- GIVEN PROBLEM: The listing beneath should be written out in full, exactly as shown.

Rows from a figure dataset
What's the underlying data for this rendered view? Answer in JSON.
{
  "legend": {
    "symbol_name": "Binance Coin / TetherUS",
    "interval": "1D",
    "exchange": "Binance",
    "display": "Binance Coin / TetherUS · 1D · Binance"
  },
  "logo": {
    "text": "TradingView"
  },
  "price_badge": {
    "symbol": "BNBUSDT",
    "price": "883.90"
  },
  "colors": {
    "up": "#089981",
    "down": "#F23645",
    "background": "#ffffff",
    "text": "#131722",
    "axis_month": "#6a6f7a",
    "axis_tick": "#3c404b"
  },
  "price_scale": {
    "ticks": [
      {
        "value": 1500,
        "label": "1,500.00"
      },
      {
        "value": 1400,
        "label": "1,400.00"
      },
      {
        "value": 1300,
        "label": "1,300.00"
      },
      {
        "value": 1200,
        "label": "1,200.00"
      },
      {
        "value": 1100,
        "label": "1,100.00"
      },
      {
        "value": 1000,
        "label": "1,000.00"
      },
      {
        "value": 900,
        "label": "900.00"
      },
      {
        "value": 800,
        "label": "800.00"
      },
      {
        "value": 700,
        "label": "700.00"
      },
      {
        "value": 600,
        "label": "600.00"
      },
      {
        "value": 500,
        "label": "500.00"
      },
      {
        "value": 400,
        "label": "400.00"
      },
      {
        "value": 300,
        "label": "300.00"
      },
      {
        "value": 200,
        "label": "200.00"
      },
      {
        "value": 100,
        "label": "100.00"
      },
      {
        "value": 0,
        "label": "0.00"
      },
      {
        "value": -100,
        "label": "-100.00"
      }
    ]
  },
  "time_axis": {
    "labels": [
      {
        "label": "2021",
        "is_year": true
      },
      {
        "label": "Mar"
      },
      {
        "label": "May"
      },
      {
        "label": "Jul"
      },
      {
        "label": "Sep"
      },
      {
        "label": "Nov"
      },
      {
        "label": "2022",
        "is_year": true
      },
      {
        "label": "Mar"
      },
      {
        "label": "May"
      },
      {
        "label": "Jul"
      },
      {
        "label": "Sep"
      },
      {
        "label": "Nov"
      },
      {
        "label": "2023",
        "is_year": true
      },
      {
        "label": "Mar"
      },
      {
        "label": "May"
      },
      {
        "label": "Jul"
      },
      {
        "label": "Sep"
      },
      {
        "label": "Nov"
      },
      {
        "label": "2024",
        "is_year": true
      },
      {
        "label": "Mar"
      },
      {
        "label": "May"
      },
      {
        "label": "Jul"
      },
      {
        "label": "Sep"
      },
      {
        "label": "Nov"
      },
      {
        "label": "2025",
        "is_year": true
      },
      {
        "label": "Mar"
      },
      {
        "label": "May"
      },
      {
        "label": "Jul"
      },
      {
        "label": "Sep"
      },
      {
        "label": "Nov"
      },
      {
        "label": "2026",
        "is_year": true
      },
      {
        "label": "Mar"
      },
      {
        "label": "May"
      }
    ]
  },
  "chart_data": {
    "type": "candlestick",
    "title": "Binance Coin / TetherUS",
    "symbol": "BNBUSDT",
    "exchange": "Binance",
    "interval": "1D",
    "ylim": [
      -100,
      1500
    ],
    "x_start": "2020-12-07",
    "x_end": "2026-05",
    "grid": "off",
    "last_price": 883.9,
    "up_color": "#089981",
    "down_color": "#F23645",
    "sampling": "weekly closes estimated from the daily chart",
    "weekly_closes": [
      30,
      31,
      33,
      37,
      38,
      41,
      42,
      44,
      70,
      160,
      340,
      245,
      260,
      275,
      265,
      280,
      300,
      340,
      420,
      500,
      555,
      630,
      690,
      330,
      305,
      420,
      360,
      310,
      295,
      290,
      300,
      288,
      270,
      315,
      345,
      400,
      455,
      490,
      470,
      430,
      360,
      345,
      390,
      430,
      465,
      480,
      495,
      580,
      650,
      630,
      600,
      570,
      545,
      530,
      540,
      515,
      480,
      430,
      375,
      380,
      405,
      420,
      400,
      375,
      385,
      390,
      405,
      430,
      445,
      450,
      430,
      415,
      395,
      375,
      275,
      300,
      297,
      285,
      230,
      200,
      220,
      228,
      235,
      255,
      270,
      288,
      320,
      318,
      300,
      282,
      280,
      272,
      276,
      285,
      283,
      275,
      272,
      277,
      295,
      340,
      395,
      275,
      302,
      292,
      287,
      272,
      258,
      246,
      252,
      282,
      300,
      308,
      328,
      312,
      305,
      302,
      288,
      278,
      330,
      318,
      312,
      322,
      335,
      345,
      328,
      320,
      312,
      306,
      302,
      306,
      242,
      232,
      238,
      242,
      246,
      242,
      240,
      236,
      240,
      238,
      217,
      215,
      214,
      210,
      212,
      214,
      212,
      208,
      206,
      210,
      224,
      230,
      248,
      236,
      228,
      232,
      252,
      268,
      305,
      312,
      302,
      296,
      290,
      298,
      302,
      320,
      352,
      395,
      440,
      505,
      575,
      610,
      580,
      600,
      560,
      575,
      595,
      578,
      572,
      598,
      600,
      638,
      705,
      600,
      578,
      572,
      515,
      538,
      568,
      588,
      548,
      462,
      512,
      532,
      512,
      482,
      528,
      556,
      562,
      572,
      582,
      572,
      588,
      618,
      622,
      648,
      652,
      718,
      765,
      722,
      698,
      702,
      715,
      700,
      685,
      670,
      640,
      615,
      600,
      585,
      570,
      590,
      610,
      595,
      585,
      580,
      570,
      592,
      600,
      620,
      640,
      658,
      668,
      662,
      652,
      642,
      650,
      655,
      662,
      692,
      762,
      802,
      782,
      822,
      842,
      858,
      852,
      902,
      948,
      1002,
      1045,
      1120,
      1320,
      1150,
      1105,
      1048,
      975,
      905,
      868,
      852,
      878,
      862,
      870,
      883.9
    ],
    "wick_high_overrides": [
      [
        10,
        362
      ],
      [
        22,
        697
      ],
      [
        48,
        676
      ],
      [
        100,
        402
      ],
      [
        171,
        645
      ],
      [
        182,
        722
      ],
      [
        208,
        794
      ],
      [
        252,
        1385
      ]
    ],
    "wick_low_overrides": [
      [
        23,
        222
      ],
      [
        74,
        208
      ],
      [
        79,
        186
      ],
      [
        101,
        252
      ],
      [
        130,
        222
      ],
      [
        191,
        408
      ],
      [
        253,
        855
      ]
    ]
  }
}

- THE RESPONSE:
What's the underlying data for this rendered view? Answer in JSON.
{
  "legend": {
    "symbol_name": "Binance Coin / TetherUS",
    "interval": "1D",
    "exchange": "Binance",
    "display": "Binance Coin / TetherUS · 1D · Binance"
  },
  "logo": {
    "text": "TradingView"
  },
  "price_badge": {
    "symbol": "BNBUSDT",
    "price": "883.90"
  },
  "colors": {
    "up": "#089981",
    "down": "#F23645",
    "background": "#ffffff",
    "text": "#131722",
    "axis_month": "#6a6f7a",
    "axis_tick": "#3c404b"
  },
  "price_scale": {
    "ticks": [
      {
        "value": 1500,
        "label": "1,500.00"
      },
      {
        "value": 1400,
        "label": "1,400.00"
      },
      {
        "value": 1300,
        "label": "1,300.00"
      },
      {
        "value": 1200,
        "label": "1,200.00"
      },
      {
        "value": 1100,
        "label": "1,100.00"
      },
      {
        "value": 1000,
        "label": "1,000.00"
      },
      {
        "value": 900,
        "label": "900.00"
      },
      {
        "value": 800,
        "label": "800.00"
      },
      {
        "value": 700,
        "label": "700.00"
      },
      {
        "value": 600,
        "label": "600.00"
      },
      {
        "value": 500,
        "label": "500.00"
      },
      {
        "value": 400,
        "label": "400.00"
      },
      {
        "value": 300,
        "label": "300.00"
      },
      {
        "value": 200,
        "label": "200.00"
      },
      {
        "value": 100,
        "label": "100.00"
      },
      {
        "value": 0,
        "label": "0.00"
      },
      {
        "value": -100,
        "label": "-100.00"
      }
    ]
  },
  "time_axis": {
    "labels": [
      {
        "label": "2021",
        "is_year": true
      },
      {
        "label": "Mar"
      },
      {
        "label": "May"
      },
      {
        "label": "Jul"
      },
      {
        "label": "Sep"
      },
      {
        "label": "Nov"
      },
      {
        "label": "2022",
        "is_year": true
      },
      {
        "label": "Mar"
      },
      {
        "label": "May"
      },
      {
        "label": "Jul"
      },
      {
        "label": "Sep"
      },
      {
        "label": "Nov"
      },
      {
        "label": "2023",
        "is_year": true
      },
      {
        "label": "Mar"
      },
      {
        "label": "May"
      },
      {
        "label": "Jul"
      },
      {
        "label": "Sep"
      },
      {
        "label": "Nov"
      },
      {
        "label": "2024",
        "is_year": true
      },
      {
        "label": "Mar"
      },
      {
        "label": "May"
      },
      {
        "label": "Jul"
      },
      {
        "label": "Sep"
      },
      {
        "label": "Nov"
      },
      {
        "label": "2025",
        "is_year": true
      },
      {
        "label": "Mar"
      },
      {
        "label": "May"
      },
      {
        "label": "Jul"
      },
      {
        "label": "Sep"
      },
      {
        "label": "Nov"
      },
      {
        "label": "2026",
        "is_year": true
      },
      {
        "label": "Mar"
      },
      {
        "label": "May"
      }
    ]
  },
  "chart_data": {
    "type": "candlestick",
    "title": "Binance Coin / TetherUS",
    "symbol": "BNBUSDT",
    "exchange": "Binance",
    "interval": "1D",
    "ylim": [
      -100,
      1500
    ],
    "x_start": "2020-12-07",
    "x_end": "2026-05",
    "grid": "off",
    "last_price": 883.9,
    "up_color": "#089981",
    "down_color": "#F23645",
    "sampling": "weekly closes estimated from the daily chart",
    "weekly_closes": [
      30,
      31,
      33,
      37,
      38,
      41,
      42,
      44,
      70,
      160,
      340,
      245,
      260,
      275,
      265,
      280,
      300,
      340,
      420,
      500,
      555,
      630,
      690,
      330,
      305,
      420,
      360,
      310,
      295,
      290,
      300,
      288,
      270,
      315,
      345,
      400,
      455,
      490,
      470,
      430,
      360,
      345,
      390,
      430,
      465,
      480,
      495,
      580,
      650,
      630,
      600,
      570,
      545,
      530,
      540,
      515,
      480,
      430,
      375,
      380,
      405,
      420,
      400,
      375,
      385,
      390,
      405,
      430,
      445,
      450,
      430,
      415,
      395,
      375,
      275,
      300,
      297,
      285,
      230,
      200,
      220,
      228,
      235,
      255,
      270,
      288,
      320,
      318,
      300,
      282,
      280,
      272,
      276,
      285,
      283,
      275,
      272,
      277,
      295,
      340,
      395,
      275,
      302,
      292,
      287,
      272,
      258,
      246,
      252,
      282,
      300,
      308,
      328,
      312,
      305,
      302,
      288,
      278,
      330,
      318,
      312,
      322,
      335,
      345,
      328,
      320,
      312,
      306,
      302,
      306,
      242,
      232,
      238,
      242,
      246,
      242,
      240,
      236,
      240,
      238,
      217,
      215,
      214,
      210,
      212,
      214,
      212,
      208,
      206,
      210,
      224,
      230,
      248,
      236,
      228,
      232,
      252,
      268,
      305,
      312,
      302,
      296,
      290,
      298,
      302,
      320,
      352,
      395,
      440,
      505,
      575,
      610,
      580,
      600,
      560,
      575,
      595,
      578,
      572,
      598,
      600,
      638,
      705,
      600,
      578,
      572,
      515,
      538,
      568,
      588,
      548,
      462,
      512,
      532,
      512,
      482,
      528,
      556,
      562,
      572,
      582,
      572,
      588,
      618,
      622,
      648,
      652,
      718,
      765,
      722,
      698,
      702,
      715,
      700,
      685,
      670,
      640,
      615,
      600,
      585,
      570,
      590,
      610,
      595,
      585,
      580,
      570,
      592,
      600,
      620,
      640,
      658,
      668,
      662,
      652,
      642,
      650,
      655,
      662,
      692,
      762,
      802,
      782,
      822,
      842,
      858,
      852,
      902,
      948,
      1002,
      1045,
      1120,
      1320,
      1150,
      1105,
      1048,
      975,
      905,
      868,
      852,
      878,
      862,
      870,
      883.9
    ],
    "wick_high_overrides": [
      [
        10,
        362
      ],
      [
        22,
        697
      ],
      [
        48,
        676
      ],
      [
        100,
        402
      ],
      [
        171,
        645
      ],
      [
        182,
        722
      ],
      [
        208,
        794
      ],
      [
        252,
        1385
      ]
    ],
    "wick_low_overrides": [
      [
        23,
        222
      ],
      [
        74,
        208
      ],
      [
        79,
        186
      ],
      [
        101,
        252
      ],
      [
        130,
        222
      ],
      [
        191,
        408
      ],
      [
        253,
        855
      ]
    ]
  }
}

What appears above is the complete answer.